## What the exercise asks:
Copy out the lines that have "under" in them.

## Data:
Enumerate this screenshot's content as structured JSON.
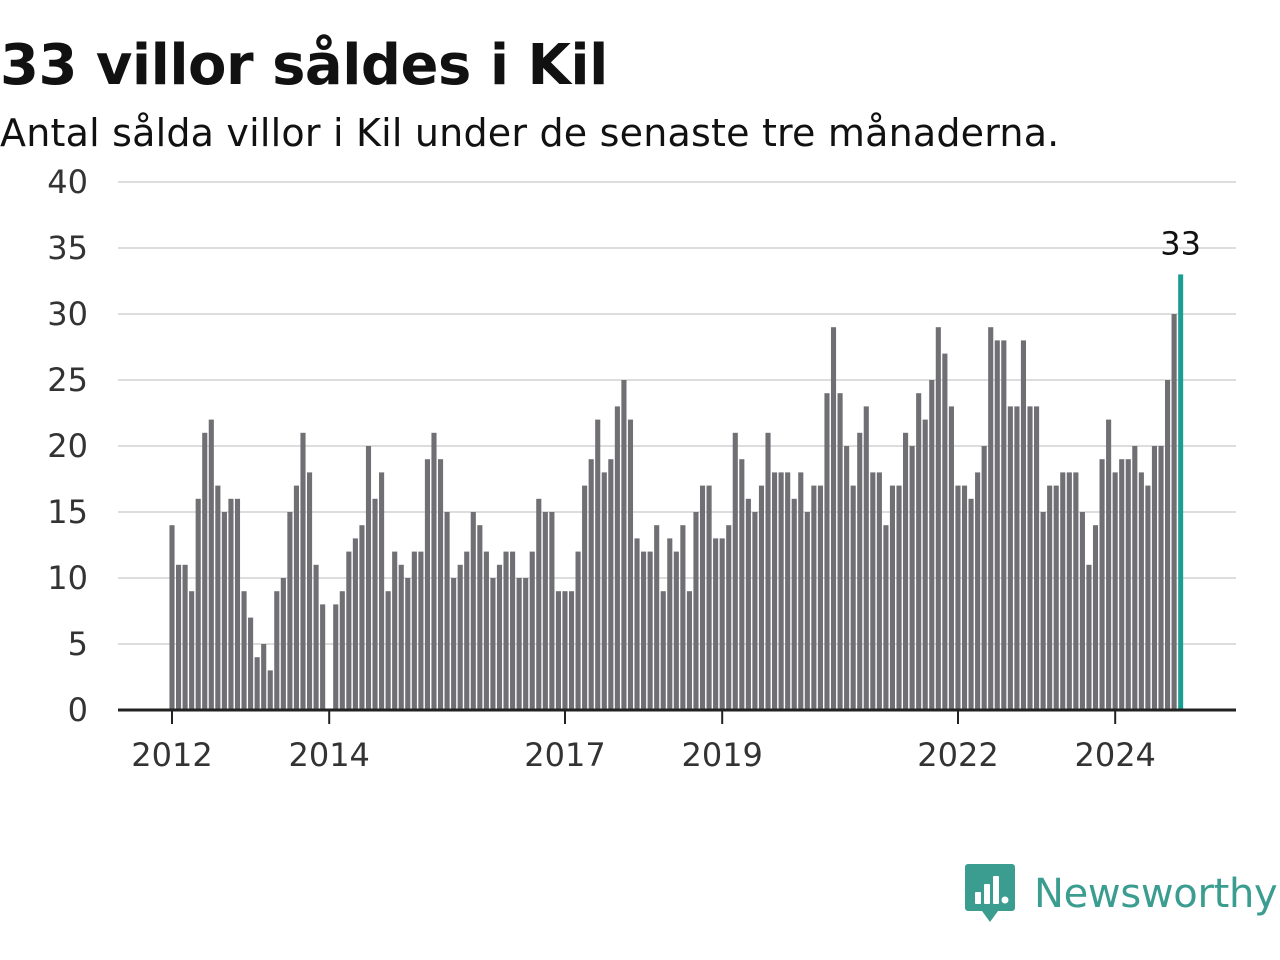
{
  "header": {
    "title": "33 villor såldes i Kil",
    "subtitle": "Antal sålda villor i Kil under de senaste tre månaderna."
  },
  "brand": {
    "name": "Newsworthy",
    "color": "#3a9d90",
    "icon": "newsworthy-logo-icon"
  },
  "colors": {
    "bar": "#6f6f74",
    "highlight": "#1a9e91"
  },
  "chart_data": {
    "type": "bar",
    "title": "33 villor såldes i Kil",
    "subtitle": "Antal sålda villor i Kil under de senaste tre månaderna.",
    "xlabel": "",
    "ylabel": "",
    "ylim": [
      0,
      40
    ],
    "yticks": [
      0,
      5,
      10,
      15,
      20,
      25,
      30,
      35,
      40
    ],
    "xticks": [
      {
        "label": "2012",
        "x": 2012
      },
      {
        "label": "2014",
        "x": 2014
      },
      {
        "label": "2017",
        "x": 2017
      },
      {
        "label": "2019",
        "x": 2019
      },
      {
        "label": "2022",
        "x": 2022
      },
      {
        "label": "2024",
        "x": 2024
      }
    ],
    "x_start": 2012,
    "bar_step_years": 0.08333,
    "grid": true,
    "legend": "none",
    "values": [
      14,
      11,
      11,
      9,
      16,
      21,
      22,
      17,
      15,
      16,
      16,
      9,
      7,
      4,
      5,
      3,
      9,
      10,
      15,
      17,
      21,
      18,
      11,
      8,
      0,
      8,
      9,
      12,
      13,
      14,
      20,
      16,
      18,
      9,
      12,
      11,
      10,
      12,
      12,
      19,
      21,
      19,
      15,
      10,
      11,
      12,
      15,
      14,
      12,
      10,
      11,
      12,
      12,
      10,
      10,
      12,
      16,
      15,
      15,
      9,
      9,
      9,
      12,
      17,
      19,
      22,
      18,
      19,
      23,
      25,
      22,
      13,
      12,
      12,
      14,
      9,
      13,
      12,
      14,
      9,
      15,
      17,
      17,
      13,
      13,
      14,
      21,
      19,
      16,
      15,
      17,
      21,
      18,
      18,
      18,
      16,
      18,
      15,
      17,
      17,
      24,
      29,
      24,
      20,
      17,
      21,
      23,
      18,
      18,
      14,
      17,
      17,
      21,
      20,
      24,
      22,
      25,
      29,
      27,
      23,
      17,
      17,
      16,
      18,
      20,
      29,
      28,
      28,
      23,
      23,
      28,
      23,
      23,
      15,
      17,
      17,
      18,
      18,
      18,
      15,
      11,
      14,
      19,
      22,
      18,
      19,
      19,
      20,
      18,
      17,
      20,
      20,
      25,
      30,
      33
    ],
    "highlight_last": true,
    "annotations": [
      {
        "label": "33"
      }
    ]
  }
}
* * *
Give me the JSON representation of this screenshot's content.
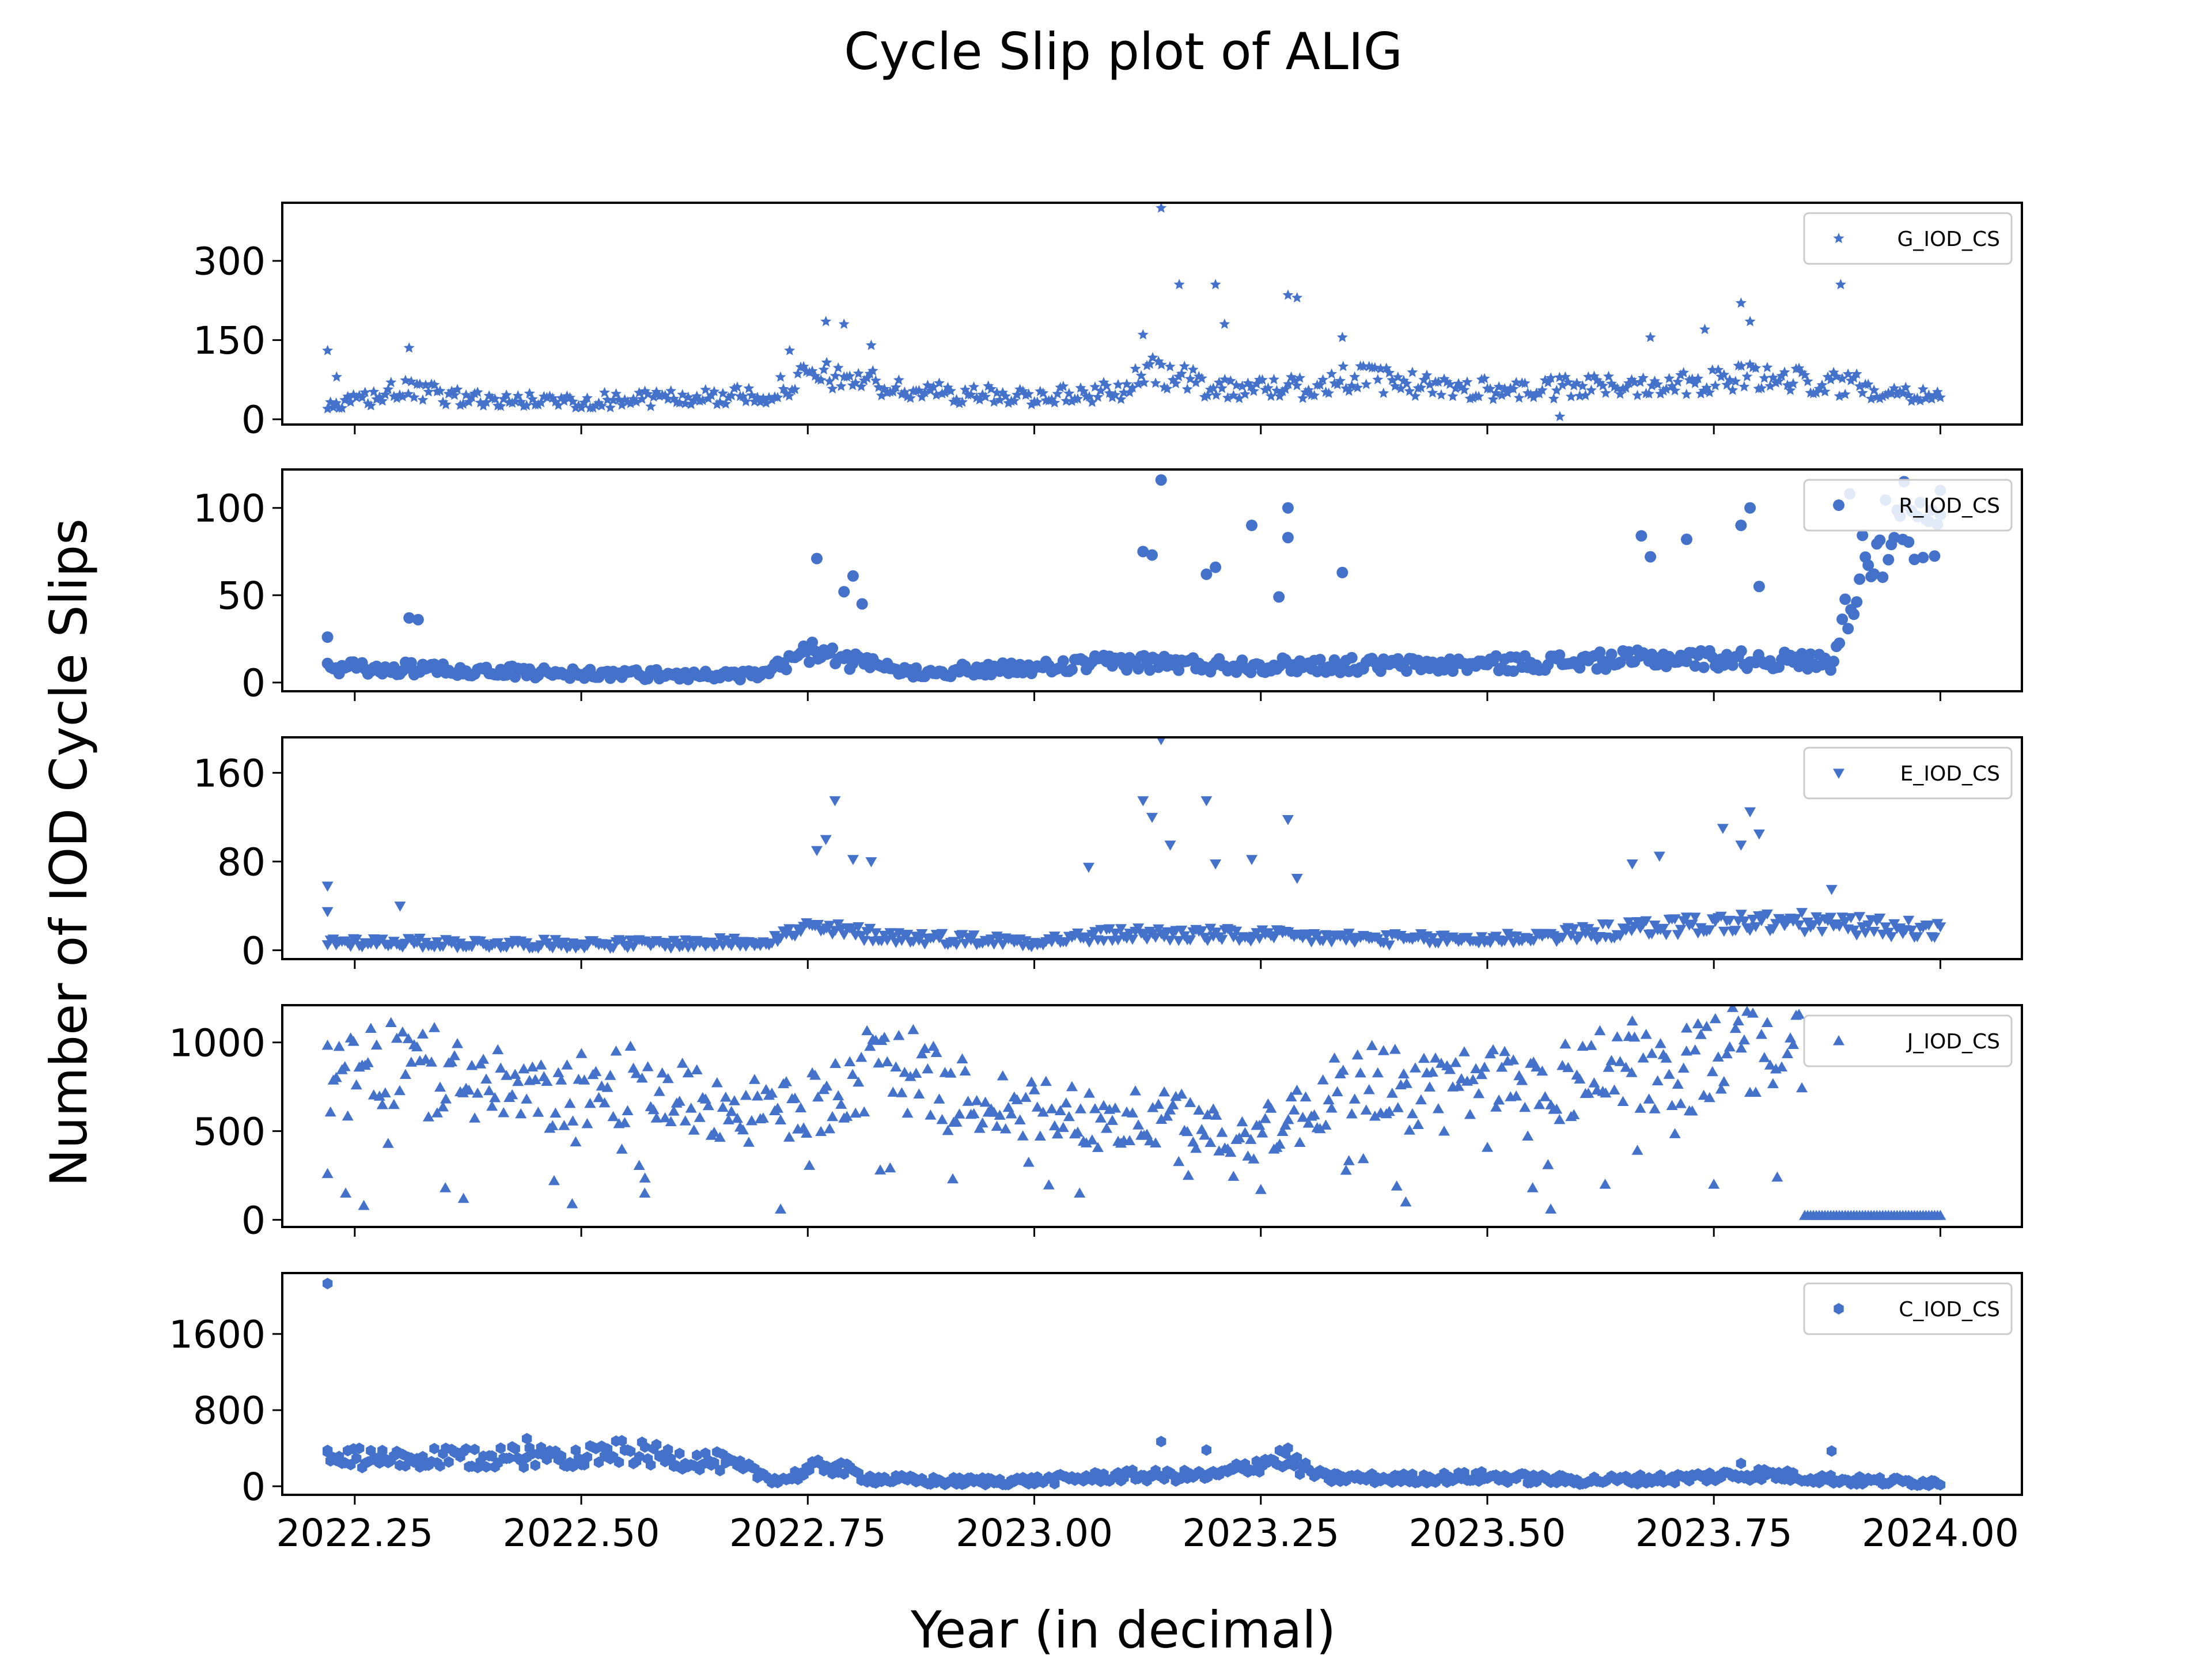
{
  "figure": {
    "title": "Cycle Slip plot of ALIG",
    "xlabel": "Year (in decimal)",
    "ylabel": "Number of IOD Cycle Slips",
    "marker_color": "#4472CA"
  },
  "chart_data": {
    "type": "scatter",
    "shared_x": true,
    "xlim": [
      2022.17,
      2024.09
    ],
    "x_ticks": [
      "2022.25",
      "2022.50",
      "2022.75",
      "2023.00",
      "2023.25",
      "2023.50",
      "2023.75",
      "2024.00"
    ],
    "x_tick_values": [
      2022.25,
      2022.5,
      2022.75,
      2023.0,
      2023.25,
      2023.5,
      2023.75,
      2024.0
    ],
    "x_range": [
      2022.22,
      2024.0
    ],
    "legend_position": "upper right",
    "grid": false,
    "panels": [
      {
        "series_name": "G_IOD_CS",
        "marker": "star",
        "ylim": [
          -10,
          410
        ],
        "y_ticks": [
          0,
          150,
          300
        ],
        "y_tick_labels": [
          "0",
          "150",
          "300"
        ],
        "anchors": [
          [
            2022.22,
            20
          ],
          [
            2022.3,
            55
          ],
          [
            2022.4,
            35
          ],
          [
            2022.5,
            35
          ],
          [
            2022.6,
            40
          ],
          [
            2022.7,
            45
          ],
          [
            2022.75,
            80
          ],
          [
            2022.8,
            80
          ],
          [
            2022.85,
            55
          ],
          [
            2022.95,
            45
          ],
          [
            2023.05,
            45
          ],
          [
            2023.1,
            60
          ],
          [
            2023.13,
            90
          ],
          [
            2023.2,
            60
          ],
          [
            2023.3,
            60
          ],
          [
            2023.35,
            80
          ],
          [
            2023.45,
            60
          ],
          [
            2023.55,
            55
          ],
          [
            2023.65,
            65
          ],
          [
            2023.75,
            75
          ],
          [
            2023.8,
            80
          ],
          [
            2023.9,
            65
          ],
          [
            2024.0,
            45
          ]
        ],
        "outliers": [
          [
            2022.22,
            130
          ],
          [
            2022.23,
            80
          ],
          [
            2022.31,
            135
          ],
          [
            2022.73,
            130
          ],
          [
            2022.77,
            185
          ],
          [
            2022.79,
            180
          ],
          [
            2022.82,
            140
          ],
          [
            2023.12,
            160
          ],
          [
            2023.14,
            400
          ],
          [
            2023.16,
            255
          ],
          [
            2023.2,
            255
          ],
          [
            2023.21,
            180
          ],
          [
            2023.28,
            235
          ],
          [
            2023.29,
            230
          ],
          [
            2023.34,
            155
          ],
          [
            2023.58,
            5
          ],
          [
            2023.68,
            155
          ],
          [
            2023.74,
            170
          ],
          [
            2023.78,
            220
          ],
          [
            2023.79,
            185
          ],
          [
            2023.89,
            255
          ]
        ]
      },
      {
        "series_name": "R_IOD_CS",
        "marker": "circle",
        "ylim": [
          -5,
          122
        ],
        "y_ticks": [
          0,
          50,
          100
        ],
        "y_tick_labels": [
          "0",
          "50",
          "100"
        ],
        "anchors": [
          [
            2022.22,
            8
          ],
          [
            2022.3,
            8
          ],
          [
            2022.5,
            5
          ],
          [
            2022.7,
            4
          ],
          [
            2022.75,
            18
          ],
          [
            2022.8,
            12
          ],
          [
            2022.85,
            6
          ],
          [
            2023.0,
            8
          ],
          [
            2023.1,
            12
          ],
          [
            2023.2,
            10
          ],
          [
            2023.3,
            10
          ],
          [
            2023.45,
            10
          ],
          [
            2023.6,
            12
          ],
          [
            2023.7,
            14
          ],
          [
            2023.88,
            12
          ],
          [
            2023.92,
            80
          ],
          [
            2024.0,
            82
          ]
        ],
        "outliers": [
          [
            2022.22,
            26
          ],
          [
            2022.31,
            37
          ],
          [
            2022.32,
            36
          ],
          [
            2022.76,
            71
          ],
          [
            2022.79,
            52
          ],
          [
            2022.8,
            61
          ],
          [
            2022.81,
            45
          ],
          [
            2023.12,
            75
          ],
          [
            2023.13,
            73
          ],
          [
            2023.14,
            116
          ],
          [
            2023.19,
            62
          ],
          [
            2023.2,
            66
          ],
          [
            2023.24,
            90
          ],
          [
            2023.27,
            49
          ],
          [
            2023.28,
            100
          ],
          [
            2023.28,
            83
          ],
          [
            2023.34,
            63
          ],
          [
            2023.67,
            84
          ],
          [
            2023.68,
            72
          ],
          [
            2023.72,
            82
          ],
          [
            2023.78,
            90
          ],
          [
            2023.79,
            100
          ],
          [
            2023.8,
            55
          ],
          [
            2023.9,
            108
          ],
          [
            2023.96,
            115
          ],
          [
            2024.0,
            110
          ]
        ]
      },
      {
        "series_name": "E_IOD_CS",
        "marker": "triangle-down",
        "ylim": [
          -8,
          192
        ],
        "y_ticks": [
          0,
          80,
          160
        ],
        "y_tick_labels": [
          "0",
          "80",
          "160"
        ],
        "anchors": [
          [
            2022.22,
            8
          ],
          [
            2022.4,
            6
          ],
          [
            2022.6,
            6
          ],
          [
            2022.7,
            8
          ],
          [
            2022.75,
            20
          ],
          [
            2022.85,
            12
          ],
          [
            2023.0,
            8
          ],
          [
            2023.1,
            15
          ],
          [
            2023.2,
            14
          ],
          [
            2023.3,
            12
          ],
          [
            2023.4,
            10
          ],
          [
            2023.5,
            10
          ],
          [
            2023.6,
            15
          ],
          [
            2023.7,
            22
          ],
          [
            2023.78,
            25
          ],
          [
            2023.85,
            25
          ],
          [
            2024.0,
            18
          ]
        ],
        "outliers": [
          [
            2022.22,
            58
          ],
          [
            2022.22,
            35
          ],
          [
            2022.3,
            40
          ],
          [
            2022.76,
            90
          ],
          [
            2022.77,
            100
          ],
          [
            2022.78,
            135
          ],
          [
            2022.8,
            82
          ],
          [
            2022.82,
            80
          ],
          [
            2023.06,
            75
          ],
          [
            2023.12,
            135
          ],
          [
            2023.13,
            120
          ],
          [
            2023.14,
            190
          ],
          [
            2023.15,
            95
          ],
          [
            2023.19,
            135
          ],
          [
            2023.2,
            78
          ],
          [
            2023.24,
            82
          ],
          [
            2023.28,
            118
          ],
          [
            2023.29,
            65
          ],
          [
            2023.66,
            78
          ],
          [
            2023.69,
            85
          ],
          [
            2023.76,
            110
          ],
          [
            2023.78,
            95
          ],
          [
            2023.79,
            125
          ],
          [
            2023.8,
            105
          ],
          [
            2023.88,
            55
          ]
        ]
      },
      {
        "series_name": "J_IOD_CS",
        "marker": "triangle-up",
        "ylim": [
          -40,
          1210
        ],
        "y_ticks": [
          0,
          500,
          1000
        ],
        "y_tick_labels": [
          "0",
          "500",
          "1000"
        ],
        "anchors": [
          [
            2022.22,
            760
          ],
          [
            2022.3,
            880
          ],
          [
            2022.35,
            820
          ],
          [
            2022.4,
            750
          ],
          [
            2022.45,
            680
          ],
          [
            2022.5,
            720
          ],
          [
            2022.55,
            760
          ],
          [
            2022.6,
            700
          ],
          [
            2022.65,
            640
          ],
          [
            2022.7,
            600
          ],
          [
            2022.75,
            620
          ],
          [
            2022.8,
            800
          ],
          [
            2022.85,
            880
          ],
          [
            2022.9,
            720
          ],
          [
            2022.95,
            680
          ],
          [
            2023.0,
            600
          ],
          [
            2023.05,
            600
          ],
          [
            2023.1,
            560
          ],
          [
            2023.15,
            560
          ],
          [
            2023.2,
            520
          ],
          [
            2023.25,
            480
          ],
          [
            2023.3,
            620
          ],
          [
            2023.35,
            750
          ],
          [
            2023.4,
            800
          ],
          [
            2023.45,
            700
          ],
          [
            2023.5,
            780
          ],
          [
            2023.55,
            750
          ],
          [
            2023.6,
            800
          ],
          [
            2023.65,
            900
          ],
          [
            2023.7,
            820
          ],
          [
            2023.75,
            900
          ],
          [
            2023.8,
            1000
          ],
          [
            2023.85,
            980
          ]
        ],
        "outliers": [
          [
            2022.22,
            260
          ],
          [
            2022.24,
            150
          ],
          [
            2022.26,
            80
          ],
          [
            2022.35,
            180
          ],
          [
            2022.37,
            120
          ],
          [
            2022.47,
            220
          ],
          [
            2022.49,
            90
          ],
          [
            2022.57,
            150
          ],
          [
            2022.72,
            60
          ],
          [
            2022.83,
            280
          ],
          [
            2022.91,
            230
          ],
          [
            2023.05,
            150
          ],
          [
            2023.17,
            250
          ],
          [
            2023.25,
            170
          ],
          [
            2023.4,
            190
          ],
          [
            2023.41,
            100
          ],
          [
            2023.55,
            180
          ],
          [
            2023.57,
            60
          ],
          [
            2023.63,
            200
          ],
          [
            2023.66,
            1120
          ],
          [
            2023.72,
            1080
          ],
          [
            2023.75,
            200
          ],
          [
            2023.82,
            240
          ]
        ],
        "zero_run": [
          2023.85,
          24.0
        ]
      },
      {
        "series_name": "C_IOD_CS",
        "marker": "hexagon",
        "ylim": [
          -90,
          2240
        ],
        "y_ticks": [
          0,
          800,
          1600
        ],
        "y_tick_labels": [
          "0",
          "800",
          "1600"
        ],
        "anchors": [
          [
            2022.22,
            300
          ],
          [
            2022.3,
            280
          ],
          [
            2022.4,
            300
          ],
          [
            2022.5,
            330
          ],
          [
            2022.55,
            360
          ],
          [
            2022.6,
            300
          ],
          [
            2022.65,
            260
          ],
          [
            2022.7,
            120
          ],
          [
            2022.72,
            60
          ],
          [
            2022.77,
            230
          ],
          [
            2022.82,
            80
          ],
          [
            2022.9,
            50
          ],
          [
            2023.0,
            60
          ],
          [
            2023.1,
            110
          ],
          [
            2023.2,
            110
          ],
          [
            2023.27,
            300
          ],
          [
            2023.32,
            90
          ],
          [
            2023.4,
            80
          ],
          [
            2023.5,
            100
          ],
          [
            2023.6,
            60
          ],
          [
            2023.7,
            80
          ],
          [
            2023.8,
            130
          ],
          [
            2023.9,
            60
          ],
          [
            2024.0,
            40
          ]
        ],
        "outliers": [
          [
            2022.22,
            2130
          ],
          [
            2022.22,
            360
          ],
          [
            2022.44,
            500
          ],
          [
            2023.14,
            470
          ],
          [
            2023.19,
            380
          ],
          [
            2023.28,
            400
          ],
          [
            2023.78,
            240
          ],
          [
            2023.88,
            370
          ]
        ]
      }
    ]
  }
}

## Exercise answer:
    "subtitle": "Antal sålda villor i Kil under de senaste tre månaderna."
    "subtitle": "Antal sålda villor i Kil under de senaste tre månaderna.",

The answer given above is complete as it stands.